Record excerpts:
----
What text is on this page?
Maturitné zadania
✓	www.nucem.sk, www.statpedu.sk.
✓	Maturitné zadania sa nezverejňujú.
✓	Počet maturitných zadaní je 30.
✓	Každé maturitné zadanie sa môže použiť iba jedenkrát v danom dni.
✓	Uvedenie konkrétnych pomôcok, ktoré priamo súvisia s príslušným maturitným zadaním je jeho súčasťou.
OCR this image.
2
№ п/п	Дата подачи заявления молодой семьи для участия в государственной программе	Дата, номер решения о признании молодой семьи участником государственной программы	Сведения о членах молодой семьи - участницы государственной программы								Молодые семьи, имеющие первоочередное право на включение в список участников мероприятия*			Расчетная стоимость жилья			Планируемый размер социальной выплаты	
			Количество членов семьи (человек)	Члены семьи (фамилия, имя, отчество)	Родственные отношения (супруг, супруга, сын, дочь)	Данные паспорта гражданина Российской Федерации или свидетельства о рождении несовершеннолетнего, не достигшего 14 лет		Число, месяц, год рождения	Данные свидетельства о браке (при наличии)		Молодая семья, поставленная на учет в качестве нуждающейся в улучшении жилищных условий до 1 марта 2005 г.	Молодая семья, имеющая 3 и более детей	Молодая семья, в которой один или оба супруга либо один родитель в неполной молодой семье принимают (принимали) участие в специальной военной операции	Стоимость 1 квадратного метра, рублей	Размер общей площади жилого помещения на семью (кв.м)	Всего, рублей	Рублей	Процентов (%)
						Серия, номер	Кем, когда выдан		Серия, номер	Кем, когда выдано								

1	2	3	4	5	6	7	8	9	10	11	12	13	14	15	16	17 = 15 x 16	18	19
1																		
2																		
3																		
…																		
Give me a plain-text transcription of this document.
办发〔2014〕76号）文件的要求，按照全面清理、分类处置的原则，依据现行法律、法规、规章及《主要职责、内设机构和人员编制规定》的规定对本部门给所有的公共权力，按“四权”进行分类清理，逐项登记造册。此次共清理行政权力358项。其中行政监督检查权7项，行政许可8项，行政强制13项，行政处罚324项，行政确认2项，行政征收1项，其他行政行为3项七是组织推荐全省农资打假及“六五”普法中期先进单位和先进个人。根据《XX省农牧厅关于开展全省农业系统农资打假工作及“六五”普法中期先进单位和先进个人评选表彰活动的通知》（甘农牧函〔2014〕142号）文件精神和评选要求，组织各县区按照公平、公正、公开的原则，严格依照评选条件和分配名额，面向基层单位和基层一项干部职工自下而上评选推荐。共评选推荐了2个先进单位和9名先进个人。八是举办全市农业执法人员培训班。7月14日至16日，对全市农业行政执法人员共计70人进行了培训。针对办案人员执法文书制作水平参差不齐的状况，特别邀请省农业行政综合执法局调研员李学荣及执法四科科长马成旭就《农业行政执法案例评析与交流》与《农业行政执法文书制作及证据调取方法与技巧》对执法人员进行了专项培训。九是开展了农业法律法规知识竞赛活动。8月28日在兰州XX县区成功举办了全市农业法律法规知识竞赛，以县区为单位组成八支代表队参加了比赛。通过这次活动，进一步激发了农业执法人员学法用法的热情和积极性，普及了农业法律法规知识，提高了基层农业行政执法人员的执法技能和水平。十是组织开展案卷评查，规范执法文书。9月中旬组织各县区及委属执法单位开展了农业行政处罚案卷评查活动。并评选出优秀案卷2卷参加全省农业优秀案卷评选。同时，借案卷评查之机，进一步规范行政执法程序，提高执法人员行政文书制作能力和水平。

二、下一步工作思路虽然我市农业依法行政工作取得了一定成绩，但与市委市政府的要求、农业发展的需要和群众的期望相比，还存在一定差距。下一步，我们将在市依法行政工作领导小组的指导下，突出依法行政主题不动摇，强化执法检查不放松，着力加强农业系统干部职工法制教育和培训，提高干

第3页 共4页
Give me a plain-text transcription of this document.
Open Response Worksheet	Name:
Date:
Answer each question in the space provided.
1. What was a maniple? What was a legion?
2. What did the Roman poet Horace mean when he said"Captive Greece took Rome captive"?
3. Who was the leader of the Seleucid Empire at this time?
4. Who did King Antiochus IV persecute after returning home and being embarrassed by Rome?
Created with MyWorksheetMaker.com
----
What you need to do: Tally the lines of the listing above that include the word "this". Answer with the number alone.

Exercise output: 5